• [Task details]:
Quote the whole listing exactly. Leave the pictures out of your copy.

• [Task inputs]:

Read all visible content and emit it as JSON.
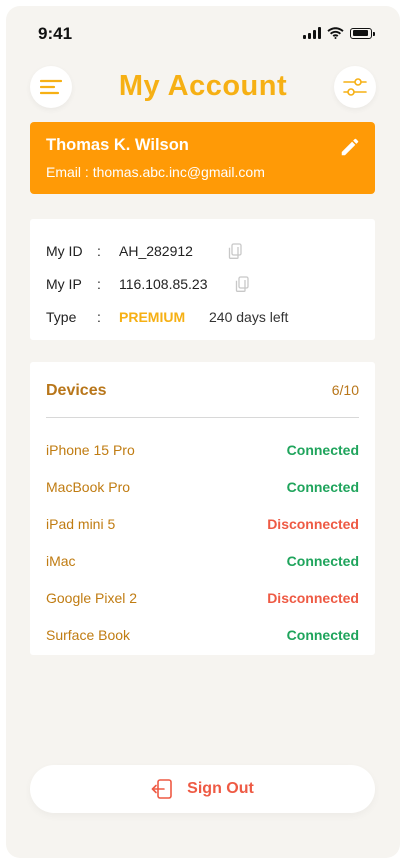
{
  "status_bar": {
    "time": "9:41"
  },
  "header": {
    "title": "My Account"
  },
  "profile": {
    "name": "Thomas K. Wilson",
    "email_label": "Email :",
    "email": "thomas.abc.inc@gmail.com"
  },
  "account_info": {
    "id_label": "My ID",
    "id_value": "AH_282912",
    "ip_label": "My IP",
    "ip_value": "116.108.85.23",
    "type_label": "Type",
    "type_value": "PREMIUM",
    "days_left": "240 days left",
    "separator": ":"
  },
  "devices": {
    "title": "Devices",
    "count": "6/10",
    "items": [
      {
        "name": "iPhone 15 Pro",
        "status": "Connected"
      },
      {
        "name": "MacBook Pro",
        "status": "Connected"
      },
      {
        "name": "iPad mini 5",
        "status": "Disconnected"
      },
      {
        "name": "iMac",
        "status": "Connected"
      },
      {
        "name": "Google Pixel 2",
        "status": "Disconnected"
      },
      {
        "name": "Surface Book",
        "status": "Connected"
      }
    ]
  },
  "sign_out": {
    "label": "Sign Out"
  },
  "colors": {
    "accent": "#f6b014",
    "profile_card": "#ff9a06",
    "connected": "#1fa45c",
    "disconnected": "#ee5a44",
    "device_text": "#c07c12"
  },
  "icons": [
    "signal-icon",
    "wifi-icon",
    "battery-icon",
    "menu-icon",
    "filter-icon",
    "edit-icon",
    "copy-icon",
    "sign-out-icon"
  ]
}
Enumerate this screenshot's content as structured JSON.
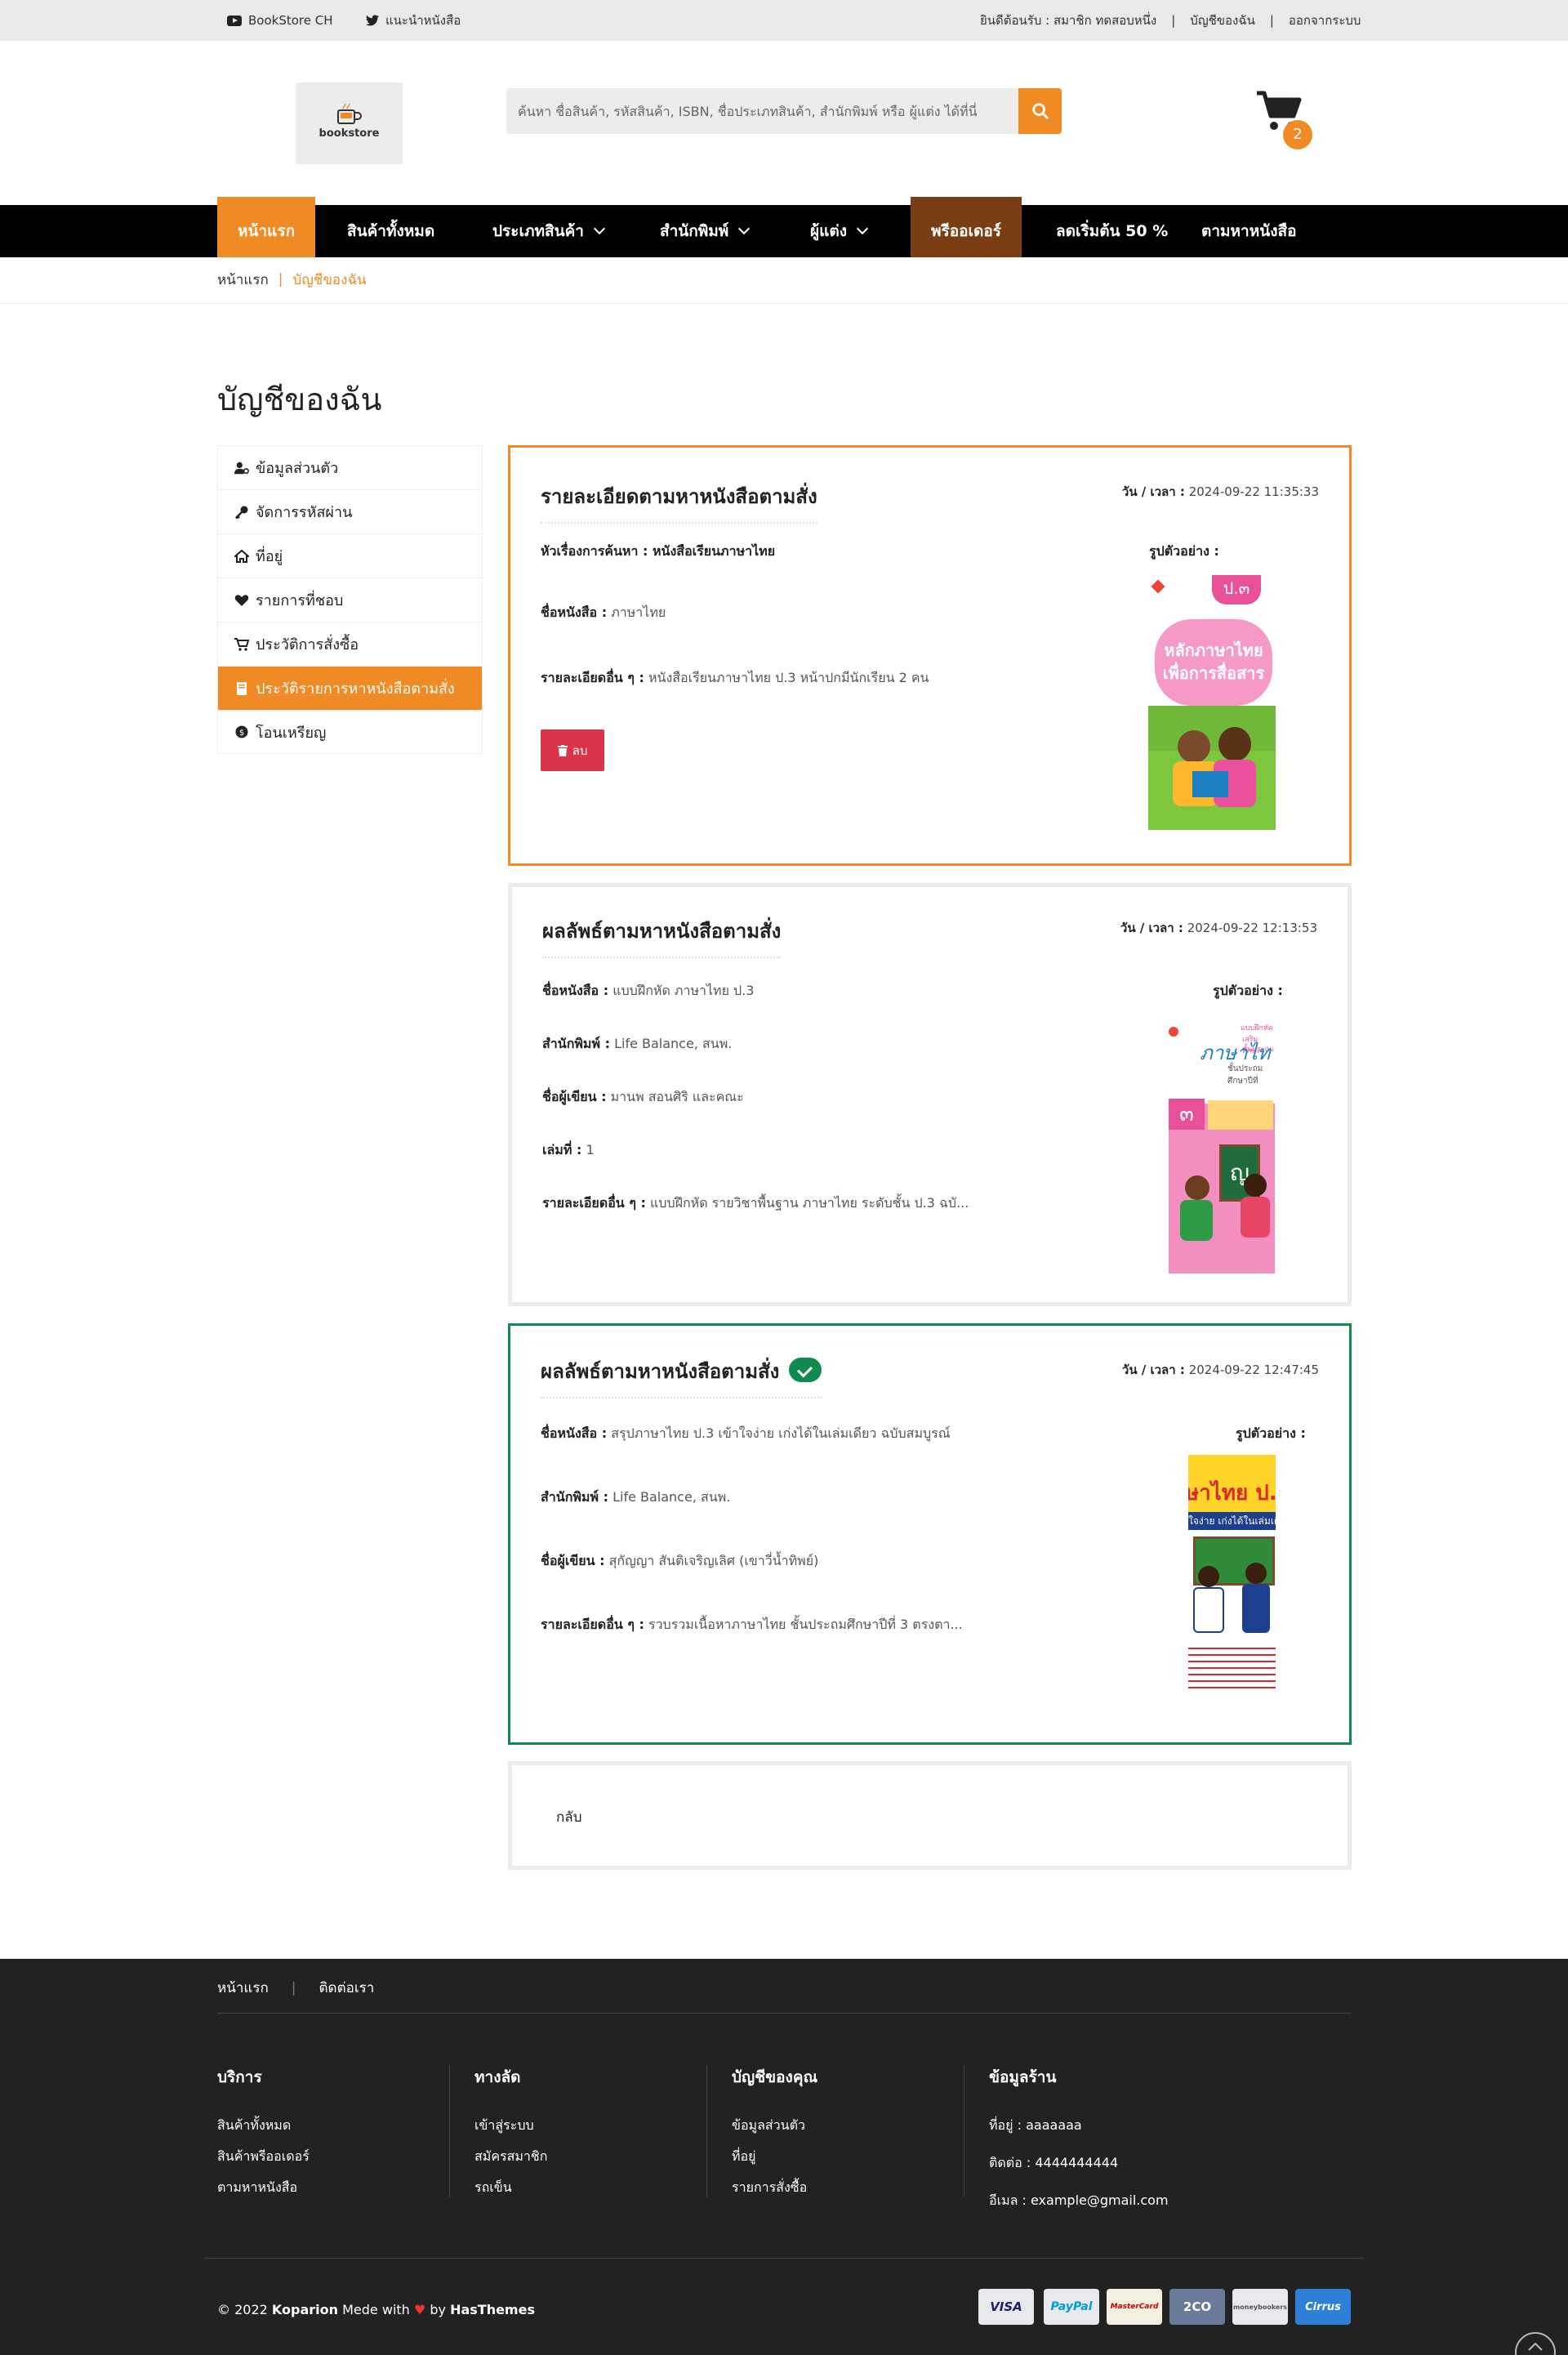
{
  "topbar": {
    "youtube": "BookStore CH",
    "twitter": "แนะนำหนังสือ",
    "welcome": "ยินดีต้อนรับ : สมาชิก ทดสอบหนึ่ง",
    "my_account": "บัญชีของฉัน",
    "logout": "ออกจากระบบ"
  },
  "header": {
    "logo_text": "bookstore",
    "search_placeholder": "ค้นหา ชื่อสินค้า, รหัสสินค้า, ISBN, ชื่อประเภทสินค้า, สำนักพิมพ์ หรือ ผู้แต่ง ได้ที่นี่",
    "cart_count": "2"
  },
  "nav": {
    "items": [
      "หน้าแรก",
      "สินค้าทั้งหมด",
      "ประเภทสินค้า",
      "สำนักพิมพ์",
      "ผู้แต่ง",
      "พรีออเดอร์",
      "ลดเริ่มต้น 50 %",
      "ตามหาหนังสือ"
    ]
  },
  "breadcrumb": {
    "home": "หน้าแรก",
    "current": "บัญชีของฉัน"
  },
  "page_title": "บัญชีของฉัน",
  "sidebar": {
    "items": [
      "ข้อมูลส่วนตัว",
      "จัดการรหัสผ่าน",
      "ที่อยู่",
      "รายการที่ชอบ",
      "ประวัติการสั่งซื้อ",
      "ประวัติรายการหาหนังสือตามสั่ง",
      "โอนเหรียญ"
    ]
  },
  "card1": {
    "title": "รายละเอียดตามหาหนังสือตามสั่ง",
    "datetime_label": "วัน / เวลา :",
    "datetime": "2024-09-22 11:35:33",
    "subject_label": "หัวเรื่องการค้นหา :",
    "subject": "หนังสือเรียนภาษาไทย",
    "book_label": "ชื่อหนังสือ :",
    "book": "ภาษาไทย",
    "detail_label": "รายละเอียดอื่น ๆ :",
    "detail": "หนังสือเรียนภาษาไทย ป.3 หน้าปกมีนักเรียน 2 คน",
    "image_label": "รูปตัวอย่าง :",
    "delete_label": "ลบ",
    "cover_grade": "ป.๓",
    "cover_line1": "หลักภาษาไทย",
    "cover_line2": "เพื่อการสื่อสาร"
  },
  "card2": {
    "title": "ผลลัพธ์ตามหาหนังสือตามสั่ง",
    "datetime_label": "วัน / เวลา :",
    "datetime": "2024-09-22 12:13:53",
    "book_label": "ชื่อหนังสือ :",
    "book": "แบบฝึกหัด ภาษาไทย ป.3",
    "publisher_label": "สำนักพิมพ์ :",
    "publisher": "Life Balance, สนพ.",
    "author_label": "ชื่อผู้เขียน :",
    "author": "มานพ สอนศิริ และคณะ",
    "volume_label": "เล่มที่ :",
    "volume": "1",
    "detail_label": "รายละเอียดอื่น ๆ :",
    "detail": "แบบฝึกหัด รายวิชาพื้นฐาน ภาษาไทย ระดับชั้น ป.3 ฉบั...",
    "image_label": "รูปตัวอย่าง :",
    "cover_title": "ภาษาไท",
    "cover_num": "๓",
    "cover_board": "ญ"
  },
  "card3": {
    "title": "ผลลัพธ์ตามหาหนังสือตามสั่ง",
    "datetime_label": "วัน / เวลา :",
    "datetime": "2024-09-22 12:47:45",
    "book_label": "ชื่อหนังสือ :",
    "book": "สรุปภาษาไทย ป.3 เข้าใจง่าย เก่งได้ในเล่มเดียว ฉบับสมบูรณ์",
    "publisher_label": "สำนักพิมพ์ :",
    "publisher": "Life Balance, สนพ.",
    "author_label": "ชื่อผู้เขียน :",
    "author": "สุกัญญา สันติเจริญเลิศ (เขาวี่น้ำทิพย์)",
    "detail_label": "รายละเอียดอื่น ๆ :",
    "detail": "รวบรวมเนื้อหาภาษาไทย ชั้นประถมศึกษาปีที่ 3 ตรงตา...",
    "image_label": "รูปตัวอย่าง :",
    "cover_title": "ษาไทย ป.",
    "cover_sub": "ใจง่าย เก่งได้ในเล่มเดี"
  },
  "card4": {
    "back_label": "กลับ"
  },
  "footer": {
    "links": [
      "หน้าแรก",
      "ติดต่อเรา"
    ],
    "col1": {
      "title": "บริการ",
      "items": [
        "สินค้าทั้งหมด",
        "สินค้าพรีออเดอร์",
        "ตามหาหนังสือ"
      ]
    },
    "col2": {
      "title": "ทางลัด",
      "items": [
        "เข้าสู่ระบบ",
        "สมัครสมาชิก",
        "รถเข็น"
      ]
    },
    "col3": {
      "title": "บัญชีของคุณ",
      "items": [
        "ข้อมูลส่วนตัว",
        "ที่อยู่",
        "รายการสั่งซื้อ"
      ]
    },
    "col4": {
      "title": "ข้อมูลร้าน",
      "items": [
        "ที่อยู่ : aaaaaaa",
        "ติดต่อ : 4444444444",
        "อีเมล : example@gmail.com"
      ]
    },
    "copyright_prefix": "© 2022",
    "brand": "Koparion",
    "made_with": "Mede with",
    "by": "by",
    "author": "HasThemes",
    "payments": [
      "VISA",
      "PayPal",
      "MasterCard",
      "2CO",
      "moneybookers",
      "Cirrus"
    ]
  },
  "colors": {
    "accent": "#f08a24",
    "success": "#128a4f",
    "danger": "#d9344b",
    "nav_bg": "#000000",
    "footer_bg": "#222222"
  }
}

• [Result of the task]:
Read all visible content and emit it as JSON.
{
  "status_bar": {
    "time": "9:41"
  },
  "header": {
    "title": "My Account"
  },
  "profile": {
    "name": "Thomas K. Wilson",
    "email_label": "Email :",
    "email": "thomas.abc.inc@gmail.com"
  },
  "account_info": {
    "id_label": "My ID",
    "id_value": "AH_282912",
    "ip_label": "My IP",
    "ip_value": "116.108.85.23",
    "type_label": "Type",
    "type_value": "PREMIUM",
    "days_left": "240 days left",
    "separator": ":"
  },
  "devices": {
    "title": "Devices",
    "count": "6/10",
    "items": [
      {
        "name": "iPhone 15 Pro",
        "status": "Connected"
      },
      {
        "name": "MacBook Pro",
        "status": "Connected"
      },
      {
        "name": "iPad mini 5",
        "status": "Disconnected"
      },
      {
        "name": "iMac",
        "status": "Connected"
      },
      {
        "name": "Google Pixel 2",
        "status": "Disconnected"
      },
      {
        "name": "Surface Book",
        "status": "Connected"
      }
    ]
  },
  "sign_out": {
    "label": "Sign Out"
  },
  "colors": {
    "accent": "#f6b014",
    "profile_card": "#ff9a06",
    "connected": "#1fa45c",
    "disconnected": "#ee5a44",
    "device_text": "#c07c12"
  },
  "icons": [
    "signal-icon",
    "wifi-icon",
    "battery-icon",
    "menu-icon",
    "filter-icon",
    "edit-icon",
    "copy-icon",
    "sign-out-icon"
  ]
}
Enumerate this screenshot's content as structured JSON.
{
  "topbar": {
    "youtube": "BookStore CH",
    "twitter": "แนะนำหนังสือ",
    "welcome": "ยินดีต้อนรับ : สมาชิก ทดสอบหนึ่ง",
    "my_account": "บัญชีของฉัน",
    "logout": "ออกจากระบบ"
  },
  "header": {
    "logo_text": "bookstore",
    "search_placeholder": "ค้นหา ชื่อสินค้า, รหัสสินค้า, ISBN, ชื่อประเภทสินค้า, สำนักพิมพ์ หรือ ผู้แต่ง ได้ที่นี่",
    "cart_count": "2"
  },
  "nav": {
    "items": [
      "หน้าแรก",
      "สินค้าทั้งหมด",
      "ประเภทสินค้า",
      "สำนักพิมพ์",
      "ผู้แต่ง",
      "พรีออเดอร์",
      "ลดเริ่มต้น 50 %",
      "ตามหาหนังสือ"
    ]
  },
  "breadcrumb": {
    "home": "หน้าแรก",
    "current": "บัญชีของฉัน"
  },
  "page_title": "บัญชีของฉัน",
  "sidebar": {
    "items": [
      "ข้อมูลส่วนตัว",
      "จัดการรหัสผ่าน",
      "ที่อยู่",
      "รายการที่ชอบ",
      "ประวัติการสั่งซื้อ",
      "ประวัติรายการหาหนังสือตามสั่ง",
      "โอนเหรียญ"
    ]
  },
  "card1": {
    "title": "รายละเอียดตามหาหนังสือตามสั่ง",
    "datetime_label": "วัน / เวลา :",
    "datetime": "2024-09-22 11:35:33",
    "subject_label": "หัวเรื่องการค้นหา :",
    "subject": "หนังสือเรียนภาษาไทย",
    "book_label": "ชื่อหนังสือ :",
    "book": "ภาษาไทย",
    "detail_label": "รายละเอียดอื่น ๆ :",
    "detail": "หนังสือเรียนภาษาไทย ป.3 หน้าปกมีนักเรียน 2 คน",
    "image_label": "รูปตัวอย่าง :",
    "delete_label": "ลบ",
    "cover_grade": "ป.๓",
    "cover_line1": "หลักภาษาไทย",
    "cover_line2": "เพื่อการสื่อสาร"
  },
  "card2": {
    "title": "ผลลัพธ์ตามหาหนังสือตามสั่ง",
    "datetime_label": "วัน / เวลา :",
    "datetime": "2024-09-22 12:13:53",
    "book_label": "ชื่อหนังสือ :",
    "book": "แบบฝึกหัด ภาษาไทย ป.3",
    "publisher_label": "สำนักพิมพ์ :",
    "publisher": "Life Balance, สนพ.",
    "author_label": "ชื่อผู้เขียน :",
    "author": "มานพ สอนศิริ และคณะ",
    "volume_label": "เล่มที่ :",
    "volume": "1",
    "detail_label": "รายละเอียดอื่น ๆ :",
    "detail": "แบบฝึกหัด รายวิชาพื้นฐาน ภาษาไทย ระดับชั้น ป.3 ฉบั...",
    "image_label": "รูปตัวอย่าง :",
    "cover_title": "ภาษาไท",
    "cover_num": "๓",
    "cover_board": "ญ"
  },
  "card3": {
    "title": "ผลลัพธ์ตามหาหนังสือตามสั่ง",
    "datetime_label": "วัน / เวลา :",
    "datetime": "2024-09-22 12:47:45",
    "book_label": "ชื่อหนังสือ :",
    "book": "สรุปภาษาไทย ป.3 เข้าใจง่าย เก่งได้ในเล่มเดียว ฉบับสมบูรณ์",
    "publisher_label": "สำนักพิมพ์ :",
    "publisher": "Life Balance, สนพ.",
    "author_label": "ชื่อผู้เขียน :",
    "author": "สุกัญญา สันติเจริญเลิศ (เขาวี่น้ำทิพย์)",
    "detail_label": "รายละเอียดอื่น ๆ :",
    "detail": "รวบรวมเนื้อหาภาษาไทย ชั้นประถมศึกษาปีที่ 3 ตรงตา...",
    "image_label": "รูปตัวอย่าง :",
    "cover_title": "ษาไทย ป.",
    "cover_sub": "ใจง่าย เก่งได้ในเล่มเดี"
  },
  "card4": {
    "back_label": "กลับ"
  },
  "footer": {
    "links": [
      "หน้าแรก",
      "ติดต่อเรา"
    ],
    "col1": {
      "title": "บริการ",
      "items": [
        "สินค้าทั้งหมด",
        "สินค้าพรีออเดอร์",
        "ตามหาหนังสือ"
      ]
    },
    "col2": {
      "title": "ทางลัด",
      "items": [
        "เข้าสู่ระบบ",
        "สมัครสมาชิก",
        "รถเข็น"
      ]
    },
    "col3": {
      "title": "บัญชีของคุณ",
      "items": [
        "ข้อมูลส่วนตัว",
        "ที่อยู่",
        "รายการสั่งซื้อ"
      ]
    },
    "col4": {
      "title": "ข้อมูลร้าน",
      "items": [
        "ที่อยู่ : aaaaaaa",
        "ติดต่อ : 4444444444",
        "อีเมล : example@gmail.com"
      ]
    },
    "copyright_prefix": "© 2022",
    "brand": "Koparion",
    "made_with": "Mede with",
    "by": "by",
    "author": "HasThemes",
    "payments": [
      "VISA",
      "PayPal",
      "MasterCard",
      "2CO",
      "moneybookers",
      "Cirrus"
    ]
  },
  "colors": {
    "accent": "#f08a24",
    "success": "#128a4f",
    "danger": "#d9344b",
    "nav_bg": "#000000",
    "footer_bg": "#222222"
  }
}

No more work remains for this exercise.